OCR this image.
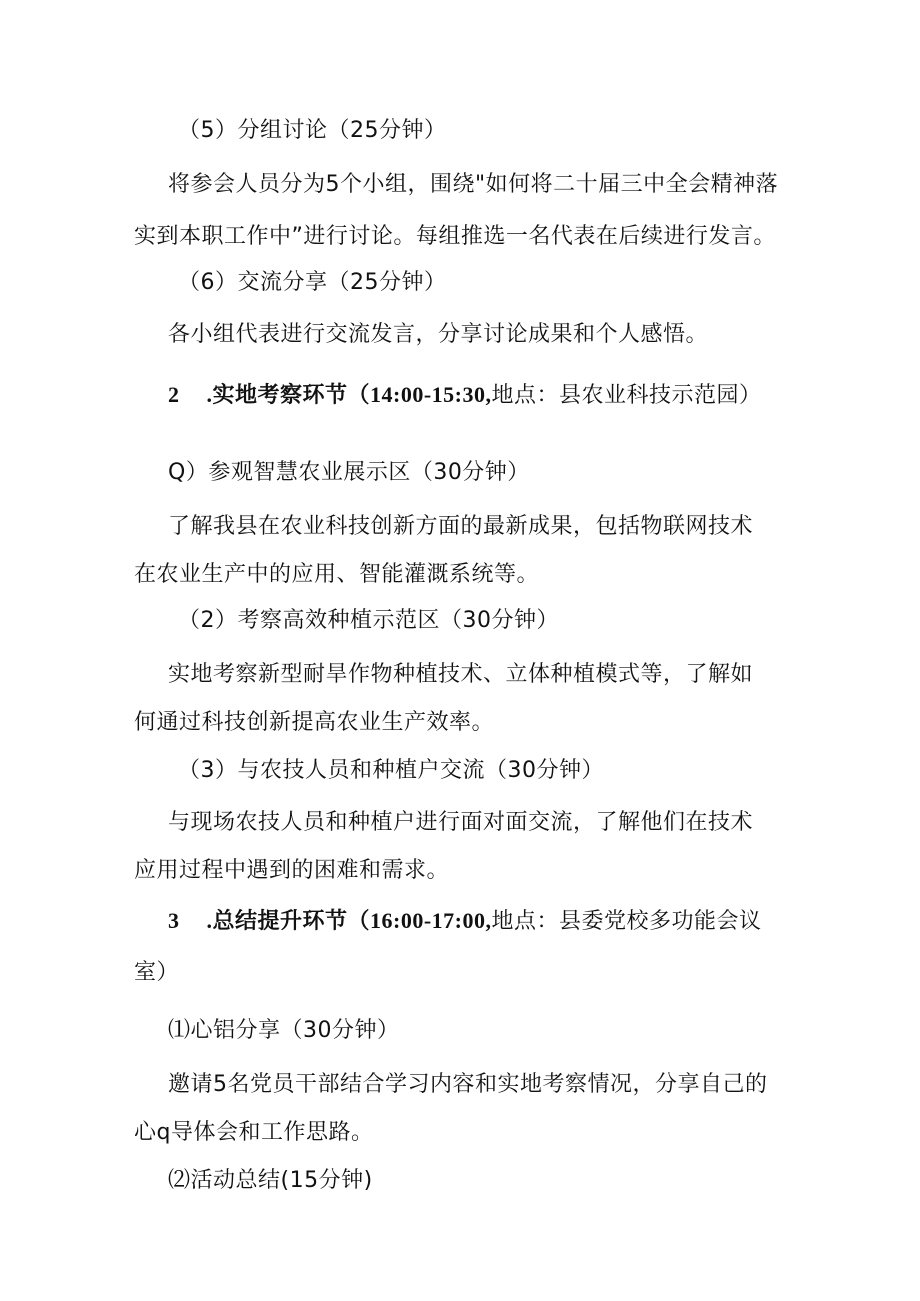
（5）分组讨论（25分钟）
将参会人员分为5个小组，围绕"如何将二十届三中全会精神落
实到本职工作中”进行讨论。每组推选一名代表在后续进行发言。
（6）交流分享（25分钟）
各小组代表进行交流发言，分享讨论成果和个人感悟。
2 .实地考察环节（14:00-15:30,地点：县农业科技示范园）
Q）参观智慧农业展示区（30分钟）
了解我县在农业科技创新方面的最新成果，包括物联网技术
在农业生产中的应用、智能灌溉系统等。
（2）考察高效种植示范区（30分钟）
实地考察新型耐旱作物种植技术、立体种植模式等，了解如
何通过科技创新提高农业生产效率。
（3）与农技人员和种植户交流（30分钟）
与现场农技人员和种植户进行面对面交流，了解他们在技术
应用过程中遇到的困难和需求。
3 .总结提升环节（16:00-17:00,地点：县委党校多功能会议
室）
⑴心铝分享（30分钟）
邀请5名党员干部结合学习内容和实地考察情况，分享自己的
心q导体会和工作思路。
⑵活动总结(15分钟)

**Directive:** Pictures are excluded; repeat every record exactly.

**Reply to the exercise:**
OCR this image.
（5）分组讨论（25分钟）
将参会人员分为5个小组，围绕"如何将二十届三中全会精神落
实到本职工作中”进行讨论。每组推选一名代表在后续进行发言。
（6）交流分享（25分钟）
各小组代表进行交流发言，分享讨论成果和个人感悟。
2 .实地考察环节（14:00-15:30,地点：县农业科技示范园）
Q）参观智慧农业展示区（30分钟）
了解我县在农业科技创新方面的最新成果，包括物联网技术
在农业生产中的应用、智能灌溉系统等。
（2）考察高效种植示范区（30分钟）
实地考察新型耐旱作物种植技术、立体种植模式等，了解如
何通过科技创新提高农业生产效率。
（3）与农技人员和种植户交流（30分钟）
与现场农技人员和种植户进行面对面交流，了解他们在技术
应用过程中遇到的困难和需求。
3 .总结提升环节（16:00-17:00,地点：县委党校多功能会议
室）
⑴心铝分享（30分钟）
邀请5名党员干部结合学习内容和实地考察情况，分享自己的
心q导体会和工作思路。
⑵活动总结(15分钟)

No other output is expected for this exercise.